▼▼▼

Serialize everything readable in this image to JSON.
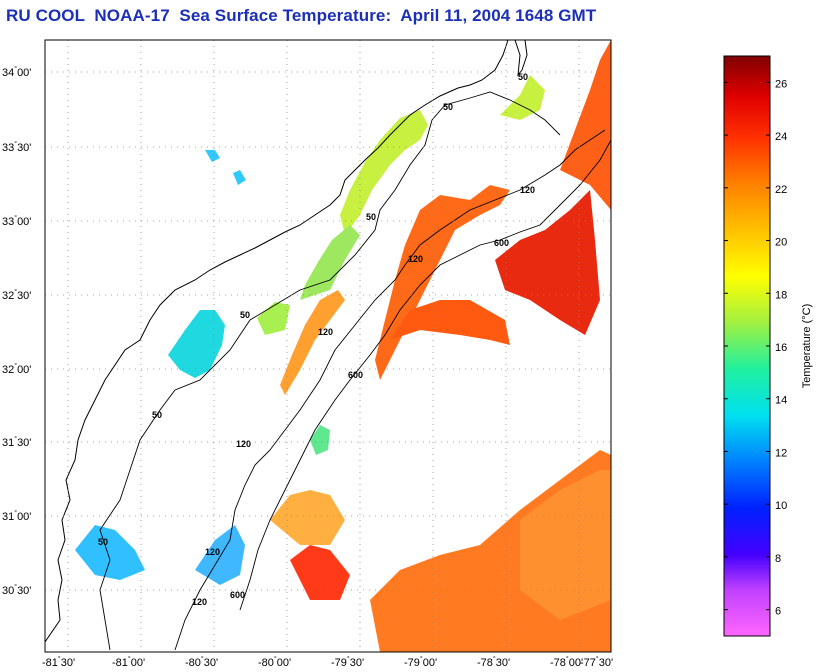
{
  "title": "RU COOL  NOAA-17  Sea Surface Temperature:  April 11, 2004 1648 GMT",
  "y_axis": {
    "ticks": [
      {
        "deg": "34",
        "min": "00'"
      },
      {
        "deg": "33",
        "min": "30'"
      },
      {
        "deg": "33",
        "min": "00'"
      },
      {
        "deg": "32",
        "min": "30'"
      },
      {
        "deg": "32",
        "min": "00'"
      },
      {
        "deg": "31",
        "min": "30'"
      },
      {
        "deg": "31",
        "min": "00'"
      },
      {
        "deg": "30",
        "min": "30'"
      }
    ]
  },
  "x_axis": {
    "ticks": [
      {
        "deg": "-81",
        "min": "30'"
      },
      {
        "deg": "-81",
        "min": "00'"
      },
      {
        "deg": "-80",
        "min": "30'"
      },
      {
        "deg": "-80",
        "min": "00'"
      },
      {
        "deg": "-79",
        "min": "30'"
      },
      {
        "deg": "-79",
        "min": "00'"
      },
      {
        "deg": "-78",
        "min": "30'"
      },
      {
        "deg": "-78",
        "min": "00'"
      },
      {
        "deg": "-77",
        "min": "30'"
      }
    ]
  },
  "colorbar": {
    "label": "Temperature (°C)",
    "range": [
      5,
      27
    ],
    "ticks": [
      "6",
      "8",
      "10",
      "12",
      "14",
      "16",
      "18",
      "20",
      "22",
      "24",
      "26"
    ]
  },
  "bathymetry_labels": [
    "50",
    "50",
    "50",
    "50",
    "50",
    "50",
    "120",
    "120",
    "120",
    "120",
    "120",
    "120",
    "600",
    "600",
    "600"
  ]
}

▲▲▲

=== Exercise goal ===
Check the data for the word "Temperature" and pull out the lines that have it.

=== Result of the task ===
  "title": "RU COOL  NOAA-17  Sea Surface Temperature:  April 11, 2004 1648 GMT",
    "label": "Temperature (°C)",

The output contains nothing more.